-- START OF PROVIDED DATA --

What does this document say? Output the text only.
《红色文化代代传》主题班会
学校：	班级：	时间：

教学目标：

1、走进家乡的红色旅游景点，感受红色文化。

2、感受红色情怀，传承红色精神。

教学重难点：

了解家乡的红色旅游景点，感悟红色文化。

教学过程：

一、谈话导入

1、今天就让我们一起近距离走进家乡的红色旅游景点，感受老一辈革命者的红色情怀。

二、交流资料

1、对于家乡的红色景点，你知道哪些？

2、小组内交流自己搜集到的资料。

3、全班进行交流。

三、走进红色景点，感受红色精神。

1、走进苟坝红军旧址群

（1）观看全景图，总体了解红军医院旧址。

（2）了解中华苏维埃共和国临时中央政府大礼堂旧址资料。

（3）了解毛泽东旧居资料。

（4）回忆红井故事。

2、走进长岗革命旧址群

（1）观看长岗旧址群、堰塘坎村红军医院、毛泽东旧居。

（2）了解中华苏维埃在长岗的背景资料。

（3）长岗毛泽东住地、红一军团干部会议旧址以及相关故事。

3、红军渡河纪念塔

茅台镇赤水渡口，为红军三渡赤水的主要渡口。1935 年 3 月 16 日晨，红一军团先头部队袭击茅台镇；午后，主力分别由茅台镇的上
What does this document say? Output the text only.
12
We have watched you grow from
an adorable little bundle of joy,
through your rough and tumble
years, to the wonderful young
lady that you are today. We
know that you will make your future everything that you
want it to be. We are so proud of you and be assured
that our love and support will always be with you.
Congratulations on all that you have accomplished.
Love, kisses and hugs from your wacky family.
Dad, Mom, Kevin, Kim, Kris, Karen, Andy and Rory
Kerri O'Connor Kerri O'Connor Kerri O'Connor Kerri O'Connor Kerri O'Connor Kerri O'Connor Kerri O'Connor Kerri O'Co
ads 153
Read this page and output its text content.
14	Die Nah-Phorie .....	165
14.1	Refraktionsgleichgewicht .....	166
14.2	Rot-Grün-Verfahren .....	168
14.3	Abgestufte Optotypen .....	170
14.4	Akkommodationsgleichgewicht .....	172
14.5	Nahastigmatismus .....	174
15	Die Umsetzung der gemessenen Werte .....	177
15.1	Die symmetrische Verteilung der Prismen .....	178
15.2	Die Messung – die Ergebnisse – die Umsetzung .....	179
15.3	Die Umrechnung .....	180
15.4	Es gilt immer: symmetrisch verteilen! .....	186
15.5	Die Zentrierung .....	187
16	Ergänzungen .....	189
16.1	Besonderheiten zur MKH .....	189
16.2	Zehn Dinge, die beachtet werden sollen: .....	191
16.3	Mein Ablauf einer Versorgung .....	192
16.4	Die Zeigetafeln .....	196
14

-- END OF PROVIDED DATA --

Write out the complete set of records exactly as given.

What does this document say? Output the text only.
《红色文化代代传》主题班会
学校：	班级：	时间：

教学目标：

1、走进家乡的红色旅游景点，感受红色文化。

2、感受红色情怀，传承红色精神。

教学重难点：

了解家乡的红色旅游景点，感悟红色文化。

教学过程：

一、谈话导入

1、今天就让我们一起近距离走进家乡的红色旅游景点，感受老一辈革命者的红色情怀。

二、交流资料

1、对于家乡的红色景点，你知道哪些？

2、小组内交流自己搜集到的资料。

3、全班进行交流。

三、走进红色景点，感受红色精神。

1、走进苟坝红军旧址群

（1）观看全景图，总体了解红军医院旧址。

（2）了解中华苏维埃共和国临时中央政府大礼堂旧址资料。

（3）了解毛泽东旧居资料。

（4）回忆红井故事。

2、走进长岗革命旧址群

（1）观看长岗旧址群、堰塘坎村红军医院、毛泽东旧居。

（2）了解中华苏维埃在长岗的背景资料。

（3）长岗毛泽东住地、红一军团干部会议旧址以及相关故事。

3、红军渡河纪念塔

茅台镇赤水渡口，为红军三渡赤水的主要渡口。1935 年 3 月 16 日晨，红一军团先头部队袭击茅台镇；午后，主力分别由茅台镇的上
What does this document say? Output the text only.
12
We have watched you grow from
an adorable little bundle of joy,
through your rough and tumble
years, to the wonderful young
lady that you are today. We
know that you will make your future everything that you
want it to be. We are so proud of you and be assured
that our love and support will always be with you.
Congratulations on all that you have accomplished.
Love, kisses and hugs from your wacky family.
Dad, Mom, Kevin, Kim, Kris, Karen, Andy and Rory
Kerri O'Connor Kerri O'Connor Kerri O'Connor Kerri O'Connor Kerri O'Connor Kerri O'Connor Kerri O'Connor Kerri O'Co
ads 153
Read this page and output its text content.
14	Die Nah-Phorie .....	165
14.1	Refraktionsgleichgewicht .....	166
14.2	Rot-Grün-Verfahren .....	168
14.3	Abgestufte Optotypen .....	170
14.4	Akkommodationsgleichgewicht .....	172
14.5	Nahastigmatismus .....	174
15	Die Umsetzung der gemessenen Werte .....	177
15.1	Die symmetrische Verteilung der Prismen .....	178
15.2	Die Messung – die Ergebnisse – die Umsetzung .....	179
15.3	Die Umrechnung .....	180
15.4	Es gilt immer: symmetrisch verteilen! .....	186
15.5	Die Zentrierung .....	187
16	Ergänzungen .....	189
16.1	Besonderheiten zur MKH .....	189
16.2	Zehn Dinge, die beachtet werden sollen: .....	191
16.3	Mein Ablauf einer Versorgung .....	192
16.4	Die Zeigetafeln .....	196
14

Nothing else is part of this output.